··· Provided material ···

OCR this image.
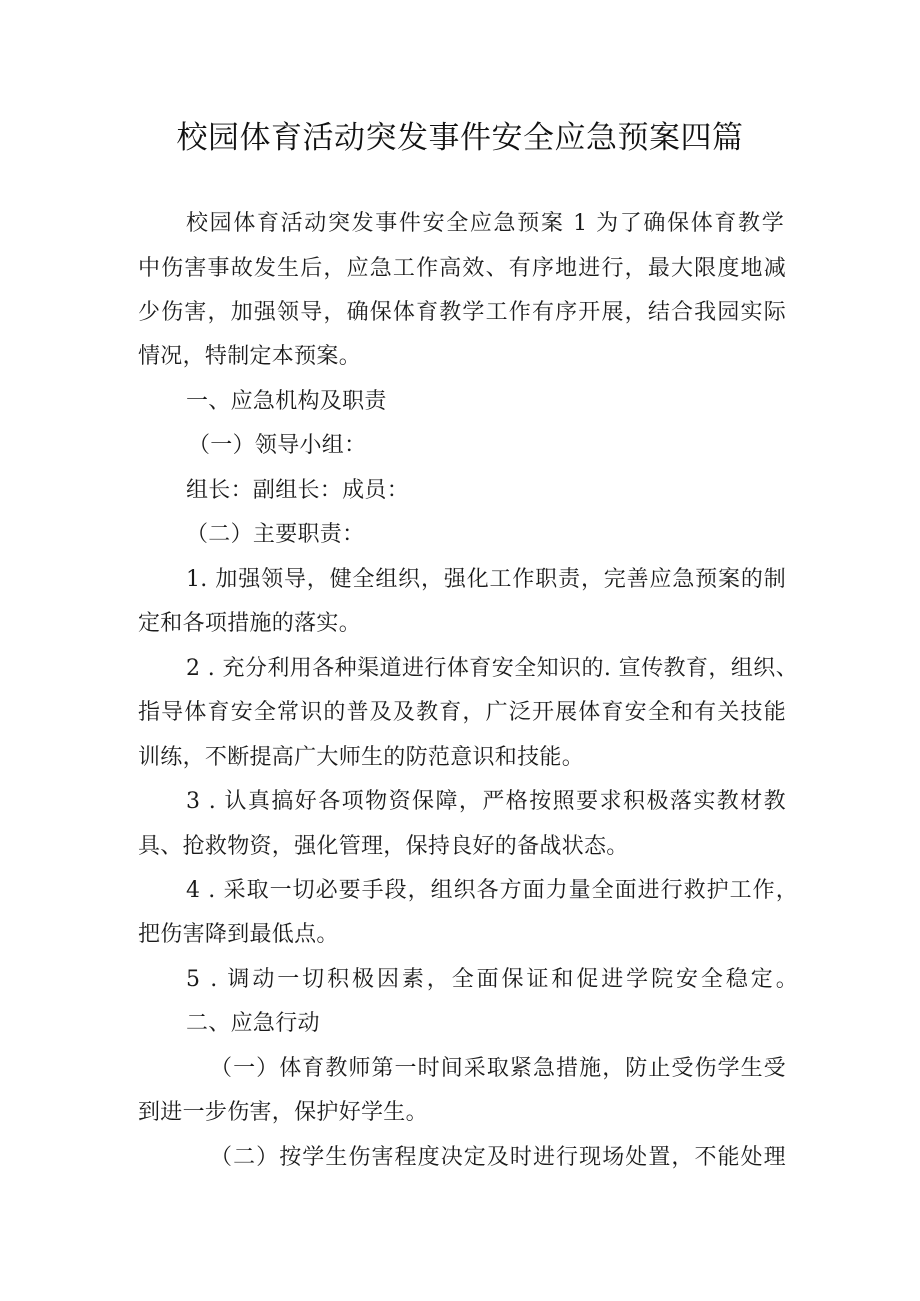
校园体育活动突发事件安全应急预案四篇
校园体育活动突发事件安全应急预案 1 为了确保体育教学
中伤害事故发生后，应急工作高效、有序地进行，最大限度地减
少伤害，加强领导，确保体育教学工作有序开展，结合我园实际
情况，特制定本预案。
一、应急机构及职责
（一）领导小组：
组长：副组长：成员：
（二）主要职责：
1. 加强领导，健全组织，强化工作职责，完善应急预案的制
定和各项措施的落实。
2 . 充分利用各种渠道进行体育安全知识的. 宣传教育，组织、
指导体育安全常识的普及及教育，广泛开展体育安全和有关技能
训练，不断提高广大师生的防范意识和技能。
3 . 认真搞好各项物资保障，严格按照要求积极落实教材教
具、抢救物资，强化管理，保持良好的备战状态。
4 . 采取一切必要手段，组织各方面力量全面进行救护工作，
把伤害降到最低点。
5 . 调动一切积极因素，全面保证和促进学院安全稳定。
二、应急行动
（一）体育教师第一时间采取紧急措施，防止受伤学生受
到进一步伤害，保护好学生。
（二）按学生伤害程度决定及时进行现场处置，不能处理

···

Given request
Copy each line above that contains the string "加强领导".

Right answer
少伤害，加强领导，确保体育教学工作有序开展，结合我园实际
1. 加强领导，健全组织，强化工作职责，完善应急预案的制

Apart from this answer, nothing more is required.